What is needed
Set out every line of the listing below as a JSON list of strings, one string per line, with blank lines omitted.

Data for this task
☆ ☆ ☆ ☆ ☆ ☆ ☆

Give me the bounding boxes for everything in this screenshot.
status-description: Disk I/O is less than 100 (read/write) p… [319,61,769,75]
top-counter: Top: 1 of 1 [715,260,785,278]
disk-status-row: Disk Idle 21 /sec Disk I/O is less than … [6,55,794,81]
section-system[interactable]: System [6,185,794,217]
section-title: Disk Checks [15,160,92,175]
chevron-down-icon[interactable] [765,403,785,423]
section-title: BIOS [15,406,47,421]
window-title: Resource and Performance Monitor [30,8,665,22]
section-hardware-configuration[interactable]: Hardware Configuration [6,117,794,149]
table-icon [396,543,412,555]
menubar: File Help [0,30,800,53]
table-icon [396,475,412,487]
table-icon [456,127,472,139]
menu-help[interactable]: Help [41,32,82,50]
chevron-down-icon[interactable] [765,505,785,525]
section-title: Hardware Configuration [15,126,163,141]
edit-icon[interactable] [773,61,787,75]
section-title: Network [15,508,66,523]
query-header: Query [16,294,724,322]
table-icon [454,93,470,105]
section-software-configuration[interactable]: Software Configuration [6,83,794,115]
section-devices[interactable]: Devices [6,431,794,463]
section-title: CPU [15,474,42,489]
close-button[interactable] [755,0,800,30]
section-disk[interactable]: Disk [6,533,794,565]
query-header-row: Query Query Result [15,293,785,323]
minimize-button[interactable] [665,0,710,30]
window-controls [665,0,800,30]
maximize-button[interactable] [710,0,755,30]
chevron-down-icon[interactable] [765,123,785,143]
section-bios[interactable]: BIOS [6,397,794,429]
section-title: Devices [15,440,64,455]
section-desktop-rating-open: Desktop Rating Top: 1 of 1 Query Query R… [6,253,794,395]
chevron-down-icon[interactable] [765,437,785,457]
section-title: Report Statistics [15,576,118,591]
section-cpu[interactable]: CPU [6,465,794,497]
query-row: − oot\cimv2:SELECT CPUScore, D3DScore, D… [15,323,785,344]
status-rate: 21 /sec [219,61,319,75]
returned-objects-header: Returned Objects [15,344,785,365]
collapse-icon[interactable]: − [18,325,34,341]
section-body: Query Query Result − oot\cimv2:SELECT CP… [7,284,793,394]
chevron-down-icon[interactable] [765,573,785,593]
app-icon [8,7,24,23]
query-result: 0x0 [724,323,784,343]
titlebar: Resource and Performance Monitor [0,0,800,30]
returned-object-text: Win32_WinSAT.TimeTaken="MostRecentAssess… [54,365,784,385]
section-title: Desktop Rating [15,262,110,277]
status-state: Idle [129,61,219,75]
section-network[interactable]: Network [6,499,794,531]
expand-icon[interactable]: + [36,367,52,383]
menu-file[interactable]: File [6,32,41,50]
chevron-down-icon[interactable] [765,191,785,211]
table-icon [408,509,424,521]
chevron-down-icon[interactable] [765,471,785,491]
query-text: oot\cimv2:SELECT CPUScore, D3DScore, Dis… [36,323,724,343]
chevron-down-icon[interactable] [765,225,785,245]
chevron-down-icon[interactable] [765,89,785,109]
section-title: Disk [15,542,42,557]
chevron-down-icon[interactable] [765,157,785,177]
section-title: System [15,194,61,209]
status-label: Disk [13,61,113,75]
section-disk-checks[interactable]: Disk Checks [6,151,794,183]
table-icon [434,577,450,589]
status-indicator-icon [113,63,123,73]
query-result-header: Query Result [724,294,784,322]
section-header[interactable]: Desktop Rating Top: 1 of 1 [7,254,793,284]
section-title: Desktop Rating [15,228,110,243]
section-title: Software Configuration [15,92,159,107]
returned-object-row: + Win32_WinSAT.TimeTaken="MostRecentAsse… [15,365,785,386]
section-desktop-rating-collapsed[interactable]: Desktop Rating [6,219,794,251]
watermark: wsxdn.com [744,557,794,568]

☆ ☆ ☆ ☆ ☆ ☆ ☆

Expected output
[
  "Give me the bounding boxes for everything in this screenshot.",
  "status-description: Disk I/O is less than 100 (read/write) p… [319,61,769,75]",
  "top-counter: Top: 1 of 1 [715,260,785,278]",
  "disk-status-row: Disk Idle 21 /sec Disk I/O is less than … [6,55,794,81]",
  "section-system[interactable]: System [6,185,794,217]",
  "section-title: Disk Checks [15,160,92,175]",
  "chevron-down-icon[interactable] [765,403,785,423]",
  "section-title: BIOS [15,406,47,421]",
  "window-title: Resource and Performance Monitor [30,8,665,22]",
  "section-hardware-configuration[interactable]: Hardware Configuration [6,117,794,149]",
  "table-icon [396,543,412,555]",
  "menubar: File Help [0,30,800,53]",
  "table-icon [396,475,412,487]",
  "table-icon [456,127,472,139]",
  "menu-help[interactable]: Help [41,32,82,50]",
  "chevron-down-icon[interactable] [765,505,785,525]",
  "section-title: Hardware Configuration [15,126,163,141]",
  "edit-icon[interactable] [773,61,787,75]",
  "section-title: Network [15,508,66,523]",
  "query-header: Query [16,294,724,322]",
  "table-icon [454,93,470,105]",
  "section-software-configuration[interactable]: Software Configuration [6,83,794,115]",
  "section-devices[interactable]: Devices [6,431,794,463]",
  "section-title: CPU [15,474,42,489]",
  "close-button[interactable] [755,0,800,30]",
  "section-disk[interactable]: Disk [6,533,794,565]",
  "query-header-row: Query Query Result [15,293,785,323]",
  "minimize-button[interactable] [665,0,710,30]",
  "window-controls [665,0,800,30]",
  "maximize-button[interactable] [710,0,755,30]",
  "chevron-down-icon[interactable] [765,123,785,143]",
  "section-bios[interactable]: BIOS [6,397,794,429]",
  "section-title: Devices [15,440,64,455]",
  "section-desktop-rating-open: Desktop Rating Top: 1 of 1 Query Query R… [6,253,794,395]",
  "chevron-down-icon[interactable] [765,437,785,457]",
  "section-title: Report Statistics [15,576,118,591]",
  "section-cpu[interactable]: CPU [6,465,794,497]",
  "query-row: − oot\\cimv2:SELECT CPUScore, D3DScore, D… [15,323,785,344]",
  "status-rate: 21 /sec [219,61,319,75]",
  "returned-objects-header: Returned Objects [15,344,785,365]",
  "collapse-icon[interactable]: − [18,325,34,341]",
  "section-body: Query Query Result − oot\\cimv2:SELECT CP… [7,284,793,394]",
  "chevron-down-icon[interactable] [765,573,785,593]",
  "app-icon [8,7,24,23]",
  "query-result: 0x0 [724,323,784,343]",
  "titlebar: Resource and Performance Monitor [0,0,800,30]",
  "returned-object-text: Win32_WinSAT.TimeTaken=\"MostRecentAssess… [54,365,784,385]",
  "section-title: Desktop Rating [15,262,110,277]",
  "status-state: Idle [129,61,219,75]",
  "section-network[interactable]: Network [6,499,794,531]",
  "expand-icon[interactable]: + [36,367,52,383]",
  "menu-file[interactable]: File [6,32,41,50]",
  "chevron-down-icon[interactable] [765,191,785,211]",
  "table-icon [408,509,424,521]",
  "chevron-down-icon[interactable] [765,471,785,491]",
  "query-text: oot\\cimv2:SELECT CPUScore, D3DScore, Dis… [36,323,724,343]",
  "chevron-down-icon[interactable] [765,225,785,245]",
  "chevron-down-icon[interactable] [765,89,785,109]",
  "section-title: Disk [15,542,42,557]",
  "chevron-down-icon[interactable] [765,157,785,177]",
  "section-title: System [15,194,61,209]",
  "status-label: Disk [13,61,113,75]",
  "section-disk-checks[interactable]: Disk Checks [6,151,794,183]",
  "table-icon [434,577,450,589]",
  "status-indicator-icon [113,63,123,73]",
  "query-result-header: Query Result [724,294,784,322]",
  "section-header[interactable]: Desktop Rating Top: 1 of 1 [7,254,793,284]",
  "section-title: Desktop Rating [15,228,110,243]",
  "section-title: Software Configuration [15,92,159,107]",
  "returned-object-row: + Win32_WinSAT.TimeTaken=\"MostRecentAsse… [15,365,785,386]",
  "section-desktop-rating-collapsed[interactable]: Desktop Rating [6,219,794,251]",
  "watermark: wsxdn.com [744,557,794,568]"
]